**Task objective**: Here are some records; return them all exactly.

_ _ _ _

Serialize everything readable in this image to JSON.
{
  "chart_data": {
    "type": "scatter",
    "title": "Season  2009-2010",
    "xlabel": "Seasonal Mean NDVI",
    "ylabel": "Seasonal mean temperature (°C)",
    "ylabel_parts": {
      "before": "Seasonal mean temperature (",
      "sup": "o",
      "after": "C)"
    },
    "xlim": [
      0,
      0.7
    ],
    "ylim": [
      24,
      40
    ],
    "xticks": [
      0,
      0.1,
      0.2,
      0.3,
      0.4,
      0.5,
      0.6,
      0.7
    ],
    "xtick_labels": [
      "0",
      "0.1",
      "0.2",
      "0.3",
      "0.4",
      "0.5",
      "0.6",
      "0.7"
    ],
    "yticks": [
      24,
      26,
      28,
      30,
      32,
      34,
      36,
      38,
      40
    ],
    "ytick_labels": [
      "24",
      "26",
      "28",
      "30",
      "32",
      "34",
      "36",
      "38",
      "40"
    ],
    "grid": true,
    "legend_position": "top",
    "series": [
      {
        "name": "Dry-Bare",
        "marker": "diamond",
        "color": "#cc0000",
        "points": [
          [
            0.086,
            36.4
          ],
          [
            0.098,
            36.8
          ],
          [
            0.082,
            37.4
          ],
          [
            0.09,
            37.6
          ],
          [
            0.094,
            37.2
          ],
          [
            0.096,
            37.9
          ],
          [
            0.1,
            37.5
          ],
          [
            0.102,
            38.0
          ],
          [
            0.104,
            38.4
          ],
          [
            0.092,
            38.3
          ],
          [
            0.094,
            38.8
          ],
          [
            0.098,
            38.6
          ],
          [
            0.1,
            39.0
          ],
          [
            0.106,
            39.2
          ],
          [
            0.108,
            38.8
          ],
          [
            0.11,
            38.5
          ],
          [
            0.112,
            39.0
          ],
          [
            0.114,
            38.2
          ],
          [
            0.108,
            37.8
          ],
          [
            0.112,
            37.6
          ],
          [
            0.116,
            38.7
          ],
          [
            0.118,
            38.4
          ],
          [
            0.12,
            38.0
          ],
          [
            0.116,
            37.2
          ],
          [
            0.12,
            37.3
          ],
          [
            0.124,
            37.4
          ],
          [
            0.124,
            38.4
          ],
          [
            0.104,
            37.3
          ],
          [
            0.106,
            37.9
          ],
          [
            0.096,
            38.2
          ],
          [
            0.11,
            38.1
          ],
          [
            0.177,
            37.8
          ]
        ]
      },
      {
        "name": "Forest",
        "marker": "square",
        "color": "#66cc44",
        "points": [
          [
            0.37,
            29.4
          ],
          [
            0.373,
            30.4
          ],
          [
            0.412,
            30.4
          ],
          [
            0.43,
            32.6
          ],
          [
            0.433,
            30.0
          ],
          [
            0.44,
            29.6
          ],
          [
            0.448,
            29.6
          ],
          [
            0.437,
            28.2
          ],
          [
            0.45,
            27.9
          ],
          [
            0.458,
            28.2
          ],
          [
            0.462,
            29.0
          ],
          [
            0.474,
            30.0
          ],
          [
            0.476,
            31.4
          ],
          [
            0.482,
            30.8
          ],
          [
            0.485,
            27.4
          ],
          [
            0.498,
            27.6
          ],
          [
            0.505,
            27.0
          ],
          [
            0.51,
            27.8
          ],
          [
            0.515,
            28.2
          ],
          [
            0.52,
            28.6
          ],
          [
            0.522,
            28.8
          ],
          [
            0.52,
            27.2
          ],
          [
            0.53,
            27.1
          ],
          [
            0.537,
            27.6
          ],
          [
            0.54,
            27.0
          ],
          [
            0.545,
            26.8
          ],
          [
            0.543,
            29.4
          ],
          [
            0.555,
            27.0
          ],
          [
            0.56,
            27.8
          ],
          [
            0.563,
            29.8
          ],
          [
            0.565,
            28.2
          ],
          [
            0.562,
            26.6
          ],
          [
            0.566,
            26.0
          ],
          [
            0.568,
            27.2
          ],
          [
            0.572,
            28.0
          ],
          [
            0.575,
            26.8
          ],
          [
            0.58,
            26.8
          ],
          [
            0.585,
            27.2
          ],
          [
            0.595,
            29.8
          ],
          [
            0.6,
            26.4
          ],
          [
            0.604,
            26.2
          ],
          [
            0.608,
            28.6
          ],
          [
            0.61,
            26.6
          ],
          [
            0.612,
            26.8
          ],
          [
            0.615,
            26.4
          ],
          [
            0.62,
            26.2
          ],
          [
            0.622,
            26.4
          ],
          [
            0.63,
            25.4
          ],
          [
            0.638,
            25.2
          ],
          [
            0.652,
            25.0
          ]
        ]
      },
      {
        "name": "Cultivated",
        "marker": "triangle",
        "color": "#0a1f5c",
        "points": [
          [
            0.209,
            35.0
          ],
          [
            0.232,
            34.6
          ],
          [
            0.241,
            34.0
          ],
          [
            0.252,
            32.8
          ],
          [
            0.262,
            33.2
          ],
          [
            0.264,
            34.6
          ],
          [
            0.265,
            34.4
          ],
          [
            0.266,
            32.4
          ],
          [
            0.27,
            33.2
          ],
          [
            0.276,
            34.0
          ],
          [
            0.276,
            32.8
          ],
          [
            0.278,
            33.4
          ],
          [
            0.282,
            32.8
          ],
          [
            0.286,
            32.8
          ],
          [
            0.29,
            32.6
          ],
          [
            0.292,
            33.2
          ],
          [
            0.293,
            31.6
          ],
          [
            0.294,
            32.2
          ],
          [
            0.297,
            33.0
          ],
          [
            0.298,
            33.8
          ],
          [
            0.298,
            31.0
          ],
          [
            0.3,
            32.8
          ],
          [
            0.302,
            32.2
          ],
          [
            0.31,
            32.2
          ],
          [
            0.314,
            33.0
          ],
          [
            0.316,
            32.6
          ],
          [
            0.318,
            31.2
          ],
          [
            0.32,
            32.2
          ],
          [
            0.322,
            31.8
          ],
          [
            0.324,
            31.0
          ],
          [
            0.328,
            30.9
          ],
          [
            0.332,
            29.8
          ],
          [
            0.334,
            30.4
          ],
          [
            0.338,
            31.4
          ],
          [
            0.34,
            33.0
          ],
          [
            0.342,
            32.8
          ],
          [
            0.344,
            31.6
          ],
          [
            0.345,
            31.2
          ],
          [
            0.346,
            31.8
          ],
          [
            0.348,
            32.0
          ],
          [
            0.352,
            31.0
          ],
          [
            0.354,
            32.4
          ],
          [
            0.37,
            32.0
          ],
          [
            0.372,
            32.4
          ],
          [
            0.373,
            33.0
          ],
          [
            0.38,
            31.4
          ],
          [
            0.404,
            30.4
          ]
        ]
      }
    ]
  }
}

_ _ _ _

**The result**:
Serialize everything readable in this image to JSON.
{
  "chart_data": {
    "type": "scatter",
    "title": "Season  2009-2010",
    "xlabel": "Seasonal Mean NDVI",
    "ylabel": "Seasonal mean temperature (°C)",
    "ylabel_parts": {
      "before": "Seasonal mean temperature (",
      "sup": "o",
      "after": "C)"
    },
    "xlim": [
      0,
      0.7
    ],
    "ylim": [
      24,
      40
    ],
    "xticks": [
      0,
      0.1,
      0.2,
      0.3,
      0.4,
      0.5,
      0.6,
      0.7
    ],
    "xtick_labels": [
      "0",
      "0.1",
      "0.2",
      "0.3",
      "0.4",
      "0.5",
      "0.6",
      "0.7"
    ],
    "yticks": [
      24,
      26,
      28,
      30,
      32,
      34,
      36,
      38,
      40
    ],
    "ytick_labels": [
      "24",
      "26",
      "28",
      "30",
      "32",
      "34",
      "36",
      "38",
      "40"
    ],
    "grid": true,
    "legend_position": "top",
    "series": [
      {
        "name": "Dry-Bare",
        "marker": "diamond",
        "color": "#cc0000",
        "points": [
          [
            0.086,
            36.4
          ],
          [
            0.098,
            36.8
          ],
          [
            0.082,
            37.4
          ],
          [
            0.09,
            37.6
          ],
          [
            0.094,
            37.2
          ],
          [
            0.096,
            37.9
          ],
          [
            0.1,
            37.5
          ],
          [
            0.102,
            38.0
          ],
          [
            0.104,
            38.4
          ],
          [
            0.092,
            38.3
          ],
          [
            0.094,
            38.8
          ],
          [
            0.098,
            38.6
          ],
          [
            0.1,
            39.0
          ],
          [
            0.106,
            39.2
          ],
          [
            0.108,
            38.8
          ],
          [
            0.11,
            38.5
          ],
          [
            0.112,
            39.0
          ],
          [
            0.114,
            38.2
          ],
          [
            0.108,
            37.8
          ],
          [
            0.112,
            37.6
          ],
          [
            0.116,
            38.7
          ],
          [
            0.118,
            38.4
          ],
          [
            0.12,
            38.0
          ],
          [
            0.116,
            37.2
          ],
          [
            0.12,
            37.3
          ],
          [
            0.124,
            37.4
          ],
          [
            0.124,
            38.4
          ],
          [
            0.104,
            37.3
          ],
          [
            0.106,
            37.9
          ],
          [
            0.096,
            38.2
          ],
          [
            0.11,
            38.1
          ],
          [
            0.177,
            37.8
          ]
        ]
      },
      {
        "name": "Forest",
        "marker": "square",
        "color": "#66cc44",
        "points": [
          [
            0.37,
            29.4
          ],
          [
            0.373,
            30.4
          ],
          [
            0.412,
            30.4
          ],
          [
            0.43,
            32.6
          ],
          [
            0.433,
            30.0
          ],
          [
            0.44,
            29.6
          ],
          [
            0.448,
            29.6
          ],
          [
            0.437,
            28.2
          ],
          [
            0.45,
            27.9
          ],
          [
            0.458,
            28.2
          ],
          [
            0.462,
            29.0
          ],
          [
            0.474,
            30.0
          ],
          [
            0.476,
            31.4
          ],
          [
            0.482,
            30.8
          ],
          [
            0.485,
            27.4
          ],
          [
            0.498,
            27.6
          ],
          [
            0.505,
            27.0
          ],
          [
            0.51,
            27.8
          ],
          [
            0.515,
            28.2
          ],
          [
            0.52,
            28.6
          ],
          [
            0.522,
            28.8
          ],
          [
            0.52,
            27.2
          ],
          [
            0.53,
            27.1
          ],
          [
            0.537,
            27.6
          ],
          [
            0.54,
            27.0
          ],
          [
            0.545,
            26.8
          ],
          [
            0.543,
            29.4
          ],
          [
            0.555,
            27.0
          ],
          [
            0.56,
            27.8
          ],
          [
            0.563,
            29.8
          ],
          [
            0.565,
            28.2
          ],
          [
            0.562,
            26.6
          ],
          [
            0.566,
            26.0
          ],
          [
            0.568,
            27.2
          ],
          [
            0.572,
            28.0
          ],
          [
            0.575,
            26.8
          ],
          [
            0.58,
            26.8
          ],
          [
            0.585,
            27.2
          ],
          [
            0.595,
            29.8
          ],
          [
            0.6,
            26.4
          ],
          [
            0.604,
            26.2
          ],
          [
            0.608,
            28.6
          ],
          [
            0.61,
            26.6
          ],
          [
            0.612,
            26.8
          ],
          [
            0.615,
            26.4
          ],
          [
            0.62,
            26.2
          ],
          [
            0.622,
            26.4
          ],
          [
            0.63,
            25.4
          ],
          [
            0.638,
            25.2
          ],
          [
            0.652,
            25.0
          ]
        ]
      },
      {
        "name": "Cultivated",
        "marker": "triangle",
        "color": "#0a1f5c",
        "points": [
          [
            0.209,
            35.0
          ],
          [
            0.232,
            34.6
          ],
          [
            0.241,
            34.0
          ],
          [
            0.252,
            32.8
          ],
          [
            0.262,
            33.2
          ],
          [
            0.264,
            34.6
          ],
          [
            0.265,
            34.4
          ],
          [
            0.266,
            32.4
          ],
          [
            0.27,
            33.2
          ],
          [
            0.276,
            34.0
          ],
          [
            0.276,
            32.8
          ],
          [
            0.278,
            33.4
          ],
          [
            0.282,
            32.8
          ],
          [
            0.286,
            32.8
          ],
          [
            0.29,
            32.6
          ],
          [
            0.292,
            33.2
          ],
          [
            0.293,
            31.6
          ],
          [
            0.294,
            32.2
          ],
          [
            0.297,
            33.0
          ],
          [
            0.298,
            33.8
          ],
          [
            0.298,
            31.0
          ],
          [
            0.3,
            32.8
          ],
          [
            0.302,
            32.2
          ],
          [
            0.31,
            32.2
          ],
          [
            0.314,
            33.0
          ],
          [
            0.316,
            32.6
          ],
          [
            0.318,
            31.2
          ],
          [
            0.32,
            32.2
          ],
          [
            0.322,
            31.8
          ],
          [
            0.324,
            31.0
          ],
          [
            0.328,
            30.9
          ],
          [
            0.332,
            29.8
          ],
          [
            0.334,
            30.4
          ],
          [
            0.338,
            31.4
          ],
          [
            0.34,
            33.0
          ],
          [
            0.342,
            32.8
          ],
          [
            0.344,
            31.6
          ],
          [
            0.345,
            31.2
          ],
          [
            0.346,
            31.8
          ],
          [
            0.348,
            32.0
          ],
          [
            0.352,
            31.0
          ],
          [
            0.354,
            32.4
          ],
          [
            0.37,
            32.0
          ],
          [
            0.372,
            32.4
          ],
          [
            0.373,
            33.0
          ],
          [
            0.38,
            31.4
          ],
          [
            0.404,
            30.4
          ]
        ]
      }
    ]
  }
}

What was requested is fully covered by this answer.